(Tugas Diberikan 1) Sebutkan semua jenis calon yang ingin disukseskan oleh tim sukses di luar struktur partai menurut teks tentang demokrasi perdagangan di bawah.

(Sumber)
━━━━
Setiap warga negara berhak menyalurkan aspirasi politiknya sebagaimana termaktub dalam UU Pemilu. Menyalurkan aspirasi politik merupakan bagian dari sistem demokrasi di negeri kita republik Indonesia. Keterlibatan rakyat dalam sistem demokrasi menjadi sebuah keniscayaan. Persoalannya apakah aspirasi yang kita salurkan berimbas pada kualitaa demokrasi? Atau demokrasi tersebut telah diimbuhi dengan kata perdagangan sehingga menjadi “demokrasi perdagangan”.
Demokrasi Perdagangan terkadang luput dari nilai kualitas demokrasi. Dengan rumus “Wani Piro” (berani harga berapa) pemilih menukar aspirasi suaranya dalam pemilu dengan rupiah. Transaksi tersebut tidak lepas dengan mediasi (bakul politik) yang bergerak di lapangan pada saat menjelang Pemilu. Mereka secara disebut dengan tim sukses di luar struktur partai yang berusaha untuk menyukseskan calon legislatif, presiden dan kepala daerah. Dengan berbagai cara “bakul Politik” berusaha keras untuk meraih suara sebanyak banyaknya. Kadang juga menghalalkan segala macam cara yang penting tujuan tercapai.
Untuk meraih suara dari konstituen bagi mereka tidak membutuhkan pembekalan secara formal, namun yang dibutuhkan amunisi dan komunikasi non formal dengan pihak calon. Dengan mengandalkan kemampuan komunikasi dan informasi yang dimiliki mereka bergerak dari pintu ke pintu atau melalui jaringan komunitas tertentu.
Tidak semua orang bisa melakukan komunikasi politik untuk meraih suara dengan bahasa yang bisa difahami oleh warga masyarakat. Mereka yang terbiasa berbicara dihadapan publik seperti penceramah, juga tidak mesti bisa melakukan model komunikasi personal tersebut.
━━━━
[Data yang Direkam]
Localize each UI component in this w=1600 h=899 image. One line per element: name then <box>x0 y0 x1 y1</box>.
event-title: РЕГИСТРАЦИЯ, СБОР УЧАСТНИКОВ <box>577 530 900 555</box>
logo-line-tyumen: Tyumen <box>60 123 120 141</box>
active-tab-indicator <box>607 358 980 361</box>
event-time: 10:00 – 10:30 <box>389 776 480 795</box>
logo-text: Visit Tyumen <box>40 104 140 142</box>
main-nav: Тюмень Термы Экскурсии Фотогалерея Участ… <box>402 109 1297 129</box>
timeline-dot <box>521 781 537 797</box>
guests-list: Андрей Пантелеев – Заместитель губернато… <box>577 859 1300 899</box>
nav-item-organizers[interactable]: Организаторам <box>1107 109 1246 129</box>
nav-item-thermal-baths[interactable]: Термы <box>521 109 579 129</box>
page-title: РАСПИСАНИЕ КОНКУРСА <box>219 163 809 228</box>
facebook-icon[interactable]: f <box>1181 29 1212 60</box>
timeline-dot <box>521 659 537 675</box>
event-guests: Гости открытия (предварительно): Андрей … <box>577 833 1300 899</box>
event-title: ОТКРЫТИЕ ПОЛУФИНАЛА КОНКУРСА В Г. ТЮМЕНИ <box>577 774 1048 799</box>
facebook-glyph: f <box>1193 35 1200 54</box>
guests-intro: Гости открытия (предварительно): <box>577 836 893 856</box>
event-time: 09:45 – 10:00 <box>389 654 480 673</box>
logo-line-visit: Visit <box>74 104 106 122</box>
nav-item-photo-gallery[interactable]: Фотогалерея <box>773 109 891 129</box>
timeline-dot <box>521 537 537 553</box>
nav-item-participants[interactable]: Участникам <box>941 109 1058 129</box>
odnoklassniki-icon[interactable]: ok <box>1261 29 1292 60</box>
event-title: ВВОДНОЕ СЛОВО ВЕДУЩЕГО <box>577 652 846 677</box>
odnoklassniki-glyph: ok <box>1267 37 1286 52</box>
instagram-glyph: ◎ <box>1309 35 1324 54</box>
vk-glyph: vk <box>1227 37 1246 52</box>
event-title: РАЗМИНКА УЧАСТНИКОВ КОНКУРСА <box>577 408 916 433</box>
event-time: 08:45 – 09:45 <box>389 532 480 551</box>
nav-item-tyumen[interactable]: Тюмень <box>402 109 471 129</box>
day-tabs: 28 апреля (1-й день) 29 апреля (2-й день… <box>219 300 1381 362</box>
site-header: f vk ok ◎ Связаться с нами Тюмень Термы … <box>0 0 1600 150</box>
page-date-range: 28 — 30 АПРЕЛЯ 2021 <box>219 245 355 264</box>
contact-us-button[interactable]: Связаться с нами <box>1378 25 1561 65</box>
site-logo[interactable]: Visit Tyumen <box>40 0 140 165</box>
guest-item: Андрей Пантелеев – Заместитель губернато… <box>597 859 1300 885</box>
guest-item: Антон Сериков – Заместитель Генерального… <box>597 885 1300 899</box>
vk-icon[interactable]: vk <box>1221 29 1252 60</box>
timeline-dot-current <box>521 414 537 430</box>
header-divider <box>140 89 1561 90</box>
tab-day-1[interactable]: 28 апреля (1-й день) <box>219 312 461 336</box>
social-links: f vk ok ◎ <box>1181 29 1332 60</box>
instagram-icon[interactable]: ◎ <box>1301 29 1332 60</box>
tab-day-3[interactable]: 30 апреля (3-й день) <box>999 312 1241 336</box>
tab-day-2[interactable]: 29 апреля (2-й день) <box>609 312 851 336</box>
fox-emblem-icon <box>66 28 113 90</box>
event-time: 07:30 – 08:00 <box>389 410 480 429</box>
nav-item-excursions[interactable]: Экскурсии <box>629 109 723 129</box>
━━━━
(Tugas Diberikan 2) Tolong tulis ulang tanpa perubahan baris-baris data rekaman, mulai dari baris pertama data rekaman sampai baris yang memuat "active-tab-indicator <box>607 358", termasuk kedua baris ujung itu.

(Jawaban Akhir 1) calon legislatif, presiden, kepala daerah

(Jawaban Akhir 2)
Localize each UI component in this w=1600 h=899 image. One line per element: name then <box>x0 y0 x1 y1</box>.
event-title: РЕГИСТРАЦИЯ, СБОР УЧАСТНИКОВ <box>577 530 900 555</box>
logo-line-tyumen: Tyumen <box>60 123 120 141</box>
active-tab-indicator <box>607 358 980 361</box>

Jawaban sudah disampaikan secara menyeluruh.